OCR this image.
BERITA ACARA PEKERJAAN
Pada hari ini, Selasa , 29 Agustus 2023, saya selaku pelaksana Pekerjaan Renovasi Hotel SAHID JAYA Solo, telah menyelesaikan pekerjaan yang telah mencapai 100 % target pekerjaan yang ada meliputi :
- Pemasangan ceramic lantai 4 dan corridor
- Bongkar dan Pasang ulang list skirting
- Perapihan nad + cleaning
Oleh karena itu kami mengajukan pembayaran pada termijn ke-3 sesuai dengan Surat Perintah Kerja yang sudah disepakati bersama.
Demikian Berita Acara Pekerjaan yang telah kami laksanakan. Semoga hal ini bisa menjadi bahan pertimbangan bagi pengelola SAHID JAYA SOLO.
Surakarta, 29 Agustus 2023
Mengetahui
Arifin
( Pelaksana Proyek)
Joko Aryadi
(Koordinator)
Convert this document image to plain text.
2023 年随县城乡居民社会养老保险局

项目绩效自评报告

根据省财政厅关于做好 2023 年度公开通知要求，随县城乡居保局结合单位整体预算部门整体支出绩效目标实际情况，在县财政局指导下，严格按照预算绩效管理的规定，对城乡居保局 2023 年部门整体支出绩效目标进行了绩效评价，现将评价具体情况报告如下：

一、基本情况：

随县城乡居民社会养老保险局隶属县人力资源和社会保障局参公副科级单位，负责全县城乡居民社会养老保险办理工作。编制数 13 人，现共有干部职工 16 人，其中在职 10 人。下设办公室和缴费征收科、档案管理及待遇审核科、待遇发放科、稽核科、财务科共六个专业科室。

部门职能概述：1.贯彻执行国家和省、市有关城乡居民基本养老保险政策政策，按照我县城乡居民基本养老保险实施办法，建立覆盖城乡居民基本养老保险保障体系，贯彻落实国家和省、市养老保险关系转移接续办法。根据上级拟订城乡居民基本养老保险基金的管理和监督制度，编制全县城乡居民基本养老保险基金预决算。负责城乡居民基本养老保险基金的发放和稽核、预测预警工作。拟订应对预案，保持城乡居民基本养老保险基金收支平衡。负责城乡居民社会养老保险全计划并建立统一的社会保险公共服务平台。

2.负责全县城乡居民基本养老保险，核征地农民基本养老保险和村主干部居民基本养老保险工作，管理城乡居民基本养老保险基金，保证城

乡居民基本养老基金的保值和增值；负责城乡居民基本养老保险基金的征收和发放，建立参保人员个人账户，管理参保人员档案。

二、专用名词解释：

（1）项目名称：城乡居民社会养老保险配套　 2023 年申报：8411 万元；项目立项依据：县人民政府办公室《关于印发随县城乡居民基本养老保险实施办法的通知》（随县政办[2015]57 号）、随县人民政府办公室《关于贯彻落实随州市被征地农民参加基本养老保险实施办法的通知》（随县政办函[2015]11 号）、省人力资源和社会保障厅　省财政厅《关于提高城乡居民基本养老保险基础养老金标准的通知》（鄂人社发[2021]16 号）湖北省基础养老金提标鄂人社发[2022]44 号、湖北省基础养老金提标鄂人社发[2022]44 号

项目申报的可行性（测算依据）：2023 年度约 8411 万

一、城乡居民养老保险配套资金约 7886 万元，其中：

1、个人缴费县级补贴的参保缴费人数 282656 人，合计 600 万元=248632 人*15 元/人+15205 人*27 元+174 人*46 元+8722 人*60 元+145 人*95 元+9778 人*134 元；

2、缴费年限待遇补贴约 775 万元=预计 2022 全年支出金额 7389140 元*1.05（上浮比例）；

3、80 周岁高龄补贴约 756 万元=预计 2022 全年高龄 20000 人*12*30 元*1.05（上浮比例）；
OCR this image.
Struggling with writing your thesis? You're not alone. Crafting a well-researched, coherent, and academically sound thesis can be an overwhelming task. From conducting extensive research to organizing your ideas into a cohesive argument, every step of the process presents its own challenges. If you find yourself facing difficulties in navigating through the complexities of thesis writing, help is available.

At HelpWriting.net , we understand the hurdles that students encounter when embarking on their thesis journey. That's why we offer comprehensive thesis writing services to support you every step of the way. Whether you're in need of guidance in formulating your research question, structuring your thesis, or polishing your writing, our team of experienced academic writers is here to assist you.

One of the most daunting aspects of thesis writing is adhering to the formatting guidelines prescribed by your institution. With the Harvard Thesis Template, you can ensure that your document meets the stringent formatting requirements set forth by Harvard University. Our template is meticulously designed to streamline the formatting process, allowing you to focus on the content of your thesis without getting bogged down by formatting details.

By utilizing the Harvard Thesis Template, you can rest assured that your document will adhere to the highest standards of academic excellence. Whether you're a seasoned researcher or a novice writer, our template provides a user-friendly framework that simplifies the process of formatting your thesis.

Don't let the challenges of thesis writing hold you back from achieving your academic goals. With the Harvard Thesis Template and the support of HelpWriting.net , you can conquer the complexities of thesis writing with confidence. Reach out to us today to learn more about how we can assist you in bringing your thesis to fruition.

────────────────────

YOUR INSTRUCTIONS » Respond with the number of lines containing "Agustus" and no additional words.

FULL SOLUTION » 2